#### Extrait cité:
=-=-=-=-=

Partir de loin, persévérer et finir par prendre les rênes : les femmes sur la voie du changement!
Betty Williams, Erin Meryn, Jody Williams, Juliana Dogbadzi, Loune Viaud, Labrda Paz, Marina Pisklakova, Sonita Alizadeh, Rosemary Sadlier, Mary Simon, Léonie Couture, Louise Arbour et Timea Nagy. Ce sont là quelques-unes seulement des femmes extraordinaires dont nous « entendons » les voix dans l’outil pédagogique Parler vrai au pouvoir sur les droits de la personne.
Il y a presque 20 ans, j’ai décidé de faire retentir davantage les voix des défenseurs et défenseuses des droits de la personne et de raconter les histoires des personnes les plus courageuses du monde à une génération qui ne connaissait pas leur bravoure. Bon nombre des défenseurs et défenseuses des droits de la personne que j’ai présentés dans Parler vrai au pouvoir sont des femmes fortes. Toutes, elles ont beaucoup risqué pour amener des changements dans leur collectivité et dans le monde en général.
Juliana Dogbadzi avait 7 ans quand, comme le veut la coutume ancestrale « trokosi », elle a été donnée à un prêtre fétichiste pour devenir une « esclave des dieux ». Pendant 17 ans, elle a été forcée de travailler sans être rémunérée, ni même nourrie ou vêtue, et de fournir des services sexuels au « saint homme ». À 24 ans, elle s’est sauvée et a décidé de consacrer sa vie à dénoncer le trokosi. Grâce à ses efforts, la pratique a été déclarée illégale dans son pays, le Ghana. Autrefois réduite au silence, elle est devenue la voix du changement et dirige les efforts pour émanciper les esclaves du Ghana.

=-=-=-=-=

#### Série d'exercices:
1 > Répondez à ces questions sur l'extrait consacré aux défenseuses des droits de la personne :
(a) Il y a combien de temps a été prise la décision de faire retentir davantage les voix des défenseurs et défenseuses des droits de la personne ?
(b) Quel âge avait Juliana Dogbadzi quand elle a été donnée à un prêtre fétichiste ?
(c) Dans quel pays le trokosi a-t-il été déclaré illégal ?
2 > Poursuivez l'extrait consacré aux défenseuses des droits de la personne à partir de l'endroit où il s'arrête.
Le matériel ci-dessous provient d'une source différente.

#### Extrait des données:
=-=-=-=-=

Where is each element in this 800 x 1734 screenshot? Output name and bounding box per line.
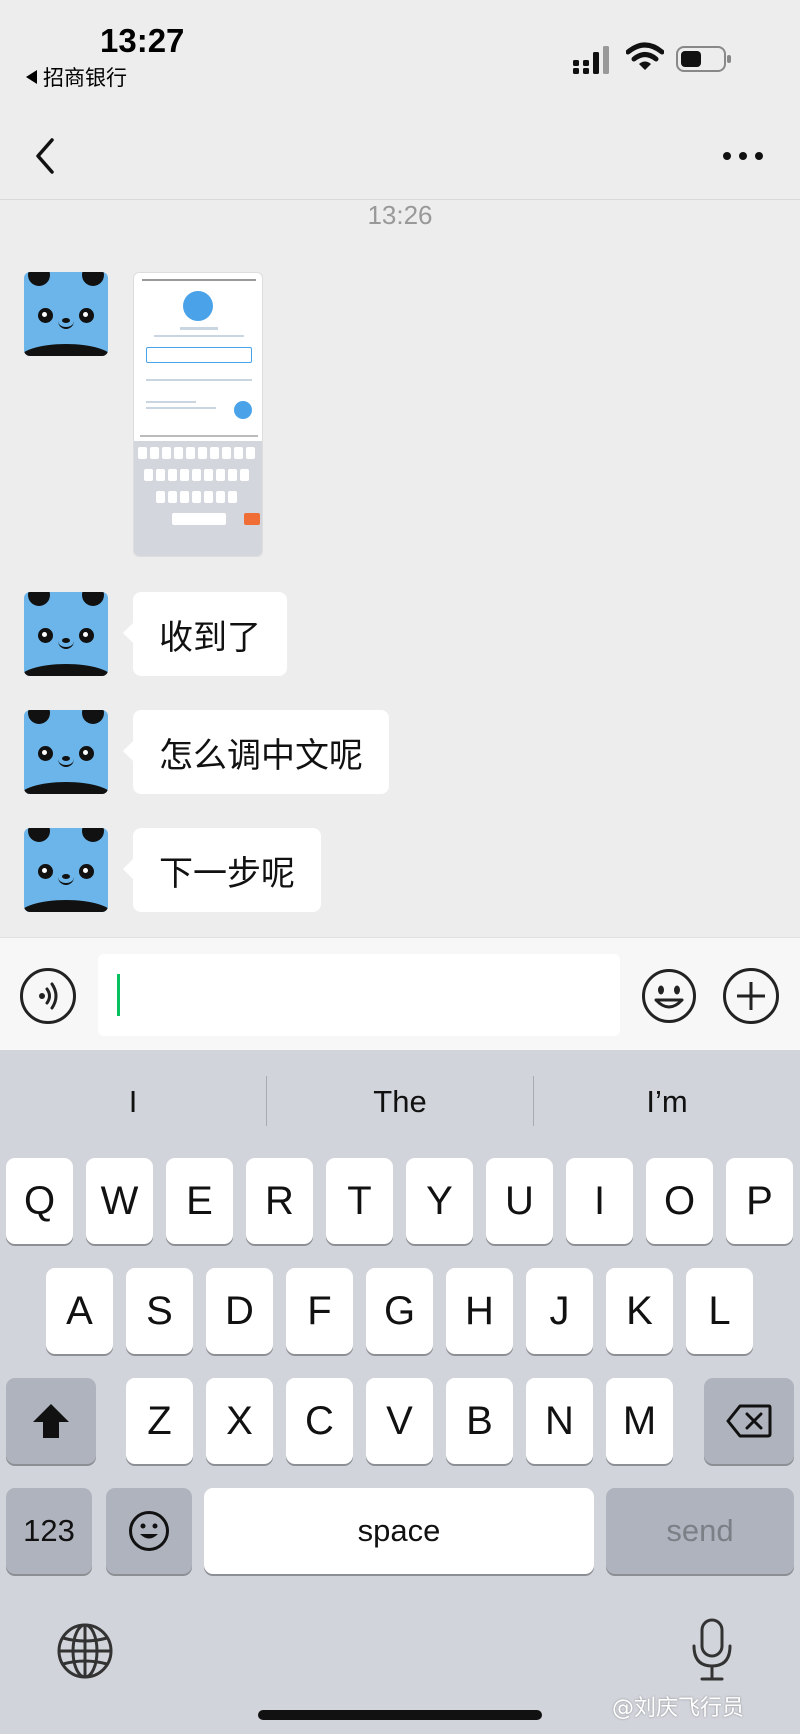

=-=-=-=-=

#### Réponses par exercice:
1 >
(a) Il y a presque 20 ans.
(b) Elle avait 7 ans.
(c) Au Ghana.

2 >
Lorsque Mary Simon avait 8 ans, elle s’emmitouflait dans son parka pour se protéger des 40° C qu’il faisait dehors, allait rejoindre ses amis et entreprenait avec eux la longue marche jusqu’à l’école de jour fédérale. Mais à mesure qu’ils approchaient de l’école, les enfants devenaient de plus en plus nerveux. Leurs voix fortes et joyeuses se transformaient en murmures inquiets. « Il faut arrêter de se parler en inuktitut », disait quelqu’un à voix basse. Les plus braves continuaient encore un peu, mais bientôt tous marchaient en silence. « Une fois à l’école, plus personne ne se parlait, dit Mary Simon. Vous vous rendez compte? » Dans leur école située dans la région arctique et dirigée par le gouvernement du Canada, les enfants inuits devaient parler anglais jusqu’à ce que la cloche sonne à la fin de la journée et qu’ils puissent rentrer chez eux. Les élèves qui désobéissaient à cette consigne étaient punis.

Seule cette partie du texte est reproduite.